* **INSTRUCTION**
Pull out every line of the listing below where "Slavonska" appears.

Collection entries
* * * * *

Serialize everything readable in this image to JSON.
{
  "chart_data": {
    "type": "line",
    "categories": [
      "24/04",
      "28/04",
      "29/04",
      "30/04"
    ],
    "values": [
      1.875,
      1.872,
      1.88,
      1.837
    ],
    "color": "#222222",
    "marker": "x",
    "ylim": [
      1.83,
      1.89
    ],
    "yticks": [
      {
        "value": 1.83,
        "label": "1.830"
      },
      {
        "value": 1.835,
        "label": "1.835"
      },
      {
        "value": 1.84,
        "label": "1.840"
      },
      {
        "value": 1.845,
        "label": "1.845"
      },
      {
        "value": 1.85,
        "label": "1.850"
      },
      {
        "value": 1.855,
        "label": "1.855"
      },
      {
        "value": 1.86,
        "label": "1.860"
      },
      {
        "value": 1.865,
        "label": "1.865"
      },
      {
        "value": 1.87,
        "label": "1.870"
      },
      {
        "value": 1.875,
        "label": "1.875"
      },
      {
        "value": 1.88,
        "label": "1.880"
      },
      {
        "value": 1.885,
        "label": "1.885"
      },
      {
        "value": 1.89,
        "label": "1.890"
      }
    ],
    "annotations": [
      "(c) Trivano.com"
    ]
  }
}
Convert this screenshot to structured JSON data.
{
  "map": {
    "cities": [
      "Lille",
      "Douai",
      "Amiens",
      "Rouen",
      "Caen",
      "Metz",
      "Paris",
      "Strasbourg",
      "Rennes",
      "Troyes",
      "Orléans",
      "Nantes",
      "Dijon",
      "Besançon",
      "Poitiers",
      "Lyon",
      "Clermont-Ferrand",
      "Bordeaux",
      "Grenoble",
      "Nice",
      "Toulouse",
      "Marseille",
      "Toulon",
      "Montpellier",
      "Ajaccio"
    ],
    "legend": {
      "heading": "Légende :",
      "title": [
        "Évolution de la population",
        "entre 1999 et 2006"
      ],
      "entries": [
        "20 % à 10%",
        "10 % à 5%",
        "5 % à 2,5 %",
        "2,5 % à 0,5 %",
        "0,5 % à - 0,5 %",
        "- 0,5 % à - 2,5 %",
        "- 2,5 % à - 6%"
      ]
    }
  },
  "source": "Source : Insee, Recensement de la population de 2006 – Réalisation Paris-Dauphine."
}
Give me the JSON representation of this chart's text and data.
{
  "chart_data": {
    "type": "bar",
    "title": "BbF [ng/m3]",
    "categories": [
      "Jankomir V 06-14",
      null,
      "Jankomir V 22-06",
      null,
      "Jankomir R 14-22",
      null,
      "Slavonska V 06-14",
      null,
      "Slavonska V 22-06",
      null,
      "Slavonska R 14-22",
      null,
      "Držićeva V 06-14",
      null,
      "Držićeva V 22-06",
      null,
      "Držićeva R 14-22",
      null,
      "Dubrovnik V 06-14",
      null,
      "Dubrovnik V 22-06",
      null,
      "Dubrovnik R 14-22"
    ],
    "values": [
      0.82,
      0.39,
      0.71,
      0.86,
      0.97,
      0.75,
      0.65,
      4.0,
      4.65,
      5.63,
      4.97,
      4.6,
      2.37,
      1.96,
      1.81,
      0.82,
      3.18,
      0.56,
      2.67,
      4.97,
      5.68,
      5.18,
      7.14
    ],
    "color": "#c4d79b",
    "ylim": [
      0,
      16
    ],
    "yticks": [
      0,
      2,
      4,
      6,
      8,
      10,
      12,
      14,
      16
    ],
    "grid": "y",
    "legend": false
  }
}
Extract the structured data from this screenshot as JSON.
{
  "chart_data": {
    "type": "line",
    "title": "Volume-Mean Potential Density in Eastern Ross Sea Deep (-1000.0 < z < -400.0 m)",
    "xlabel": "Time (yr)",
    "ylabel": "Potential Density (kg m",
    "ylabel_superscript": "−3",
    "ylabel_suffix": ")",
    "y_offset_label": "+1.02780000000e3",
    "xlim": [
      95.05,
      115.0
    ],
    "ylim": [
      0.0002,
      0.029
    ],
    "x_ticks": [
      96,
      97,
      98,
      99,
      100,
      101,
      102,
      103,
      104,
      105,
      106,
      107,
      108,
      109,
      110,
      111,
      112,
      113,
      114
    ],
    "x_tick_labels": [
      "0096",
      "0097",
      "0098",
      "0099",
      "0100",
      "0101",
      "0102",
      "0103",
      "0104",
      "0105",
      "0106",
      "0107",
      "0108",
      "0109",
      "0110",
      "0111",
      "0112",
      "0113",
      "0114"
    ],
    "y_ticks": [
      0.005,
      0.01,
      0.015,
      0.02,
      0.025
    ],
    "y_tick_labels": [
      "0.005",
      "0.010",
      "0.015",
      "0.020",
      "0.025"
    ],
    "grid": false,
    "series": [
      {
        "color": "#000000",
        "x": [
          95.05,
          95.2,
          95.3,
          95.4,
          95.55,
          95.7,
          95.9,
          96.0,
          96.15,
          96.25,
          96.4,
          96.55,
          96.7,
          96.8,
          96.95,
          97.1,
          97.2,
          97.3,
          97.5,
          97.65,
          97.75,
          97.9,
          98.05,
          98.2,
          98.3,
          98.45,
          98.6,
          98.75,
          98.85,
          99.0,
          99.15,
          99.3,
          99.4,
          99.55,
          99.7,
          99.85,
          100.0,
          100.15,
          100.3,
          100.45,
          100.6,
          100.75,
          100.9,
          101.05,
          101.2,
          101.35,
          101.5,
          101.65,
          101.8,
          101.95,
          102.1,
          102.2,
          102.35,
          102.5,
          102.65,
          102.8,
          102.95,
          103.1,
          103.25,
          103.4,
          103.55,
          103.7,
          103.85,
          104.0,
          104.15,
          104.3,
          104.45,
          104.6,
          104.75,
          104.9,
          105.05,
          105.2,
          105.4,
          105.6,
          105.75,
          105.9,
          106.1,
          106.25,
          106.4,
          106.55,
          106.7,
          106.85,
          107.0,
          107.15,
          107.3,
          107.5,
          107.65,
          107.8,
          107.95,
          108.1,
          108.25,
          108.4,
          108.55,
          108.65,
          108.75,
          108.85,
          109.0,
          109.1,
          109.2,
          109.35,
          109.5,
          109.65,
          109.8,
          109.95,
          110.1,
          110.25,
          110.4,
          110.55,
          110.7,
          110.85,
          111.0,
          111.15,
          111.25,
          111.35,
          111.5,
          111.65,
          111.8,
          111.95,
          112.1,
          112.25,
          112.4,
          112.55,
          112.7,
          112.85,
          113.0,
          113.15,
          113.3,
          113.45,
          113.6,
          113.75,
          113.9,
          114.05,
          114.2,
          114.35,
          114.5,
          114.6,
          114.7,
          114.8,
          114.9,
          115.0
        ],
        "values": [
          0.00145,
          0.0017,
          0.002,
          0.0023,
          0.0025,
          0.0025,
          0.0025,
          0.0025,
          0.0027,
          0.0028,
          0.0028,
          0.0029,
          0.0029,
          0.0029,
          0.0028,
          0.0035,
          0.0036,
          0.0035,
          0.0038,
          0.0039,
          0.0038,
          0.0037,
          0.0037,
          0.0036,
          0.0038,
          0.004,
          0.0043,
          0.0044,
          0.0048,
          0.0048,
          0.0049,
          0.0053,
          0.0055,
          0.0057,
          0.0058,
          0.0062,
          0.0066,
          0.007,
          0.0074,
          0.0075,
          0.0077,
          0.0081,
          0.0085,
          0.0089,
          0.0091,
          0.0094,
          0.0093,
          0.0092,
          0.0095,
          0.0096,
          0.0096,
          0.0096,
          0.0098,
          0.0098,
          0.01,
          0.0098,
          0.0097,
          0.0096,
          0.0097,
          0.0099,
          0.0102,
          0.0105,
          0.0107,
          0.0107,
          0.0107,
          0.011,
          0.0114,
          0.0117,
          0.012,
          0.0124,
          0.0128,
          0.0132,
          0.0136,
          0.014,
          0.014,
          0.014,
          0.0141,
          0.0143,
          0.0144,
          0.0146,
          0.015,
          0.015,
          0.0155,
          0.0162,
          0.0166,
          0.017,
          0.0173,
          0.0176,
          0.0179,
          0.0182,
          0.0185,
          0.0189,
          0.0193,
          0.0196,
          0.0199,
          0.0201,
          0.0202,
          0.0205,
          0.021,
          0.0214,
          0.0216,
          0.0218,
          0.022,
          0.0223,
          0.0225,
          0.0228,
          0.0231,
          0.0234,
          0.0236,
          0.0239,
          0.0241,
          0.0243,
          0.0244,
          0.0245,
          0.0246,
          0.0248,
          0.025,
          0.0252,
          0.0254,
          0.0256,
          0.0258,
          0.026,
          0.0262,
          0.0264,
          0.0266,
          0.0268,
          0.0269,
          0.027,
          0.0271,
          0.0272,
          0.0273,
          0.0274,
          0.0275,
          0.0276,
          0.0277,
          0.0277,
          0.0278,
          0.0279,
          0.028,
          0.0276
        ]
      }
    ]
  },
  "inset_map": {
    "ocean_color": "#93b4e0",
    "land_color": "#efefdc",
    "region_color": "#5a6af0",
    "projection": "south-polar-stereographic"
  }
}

* * * * *

* **OUTPUT**
      "Slavonska V 06-14",
      "Slavonska V 22-06",
      "Slavonska R 14-22",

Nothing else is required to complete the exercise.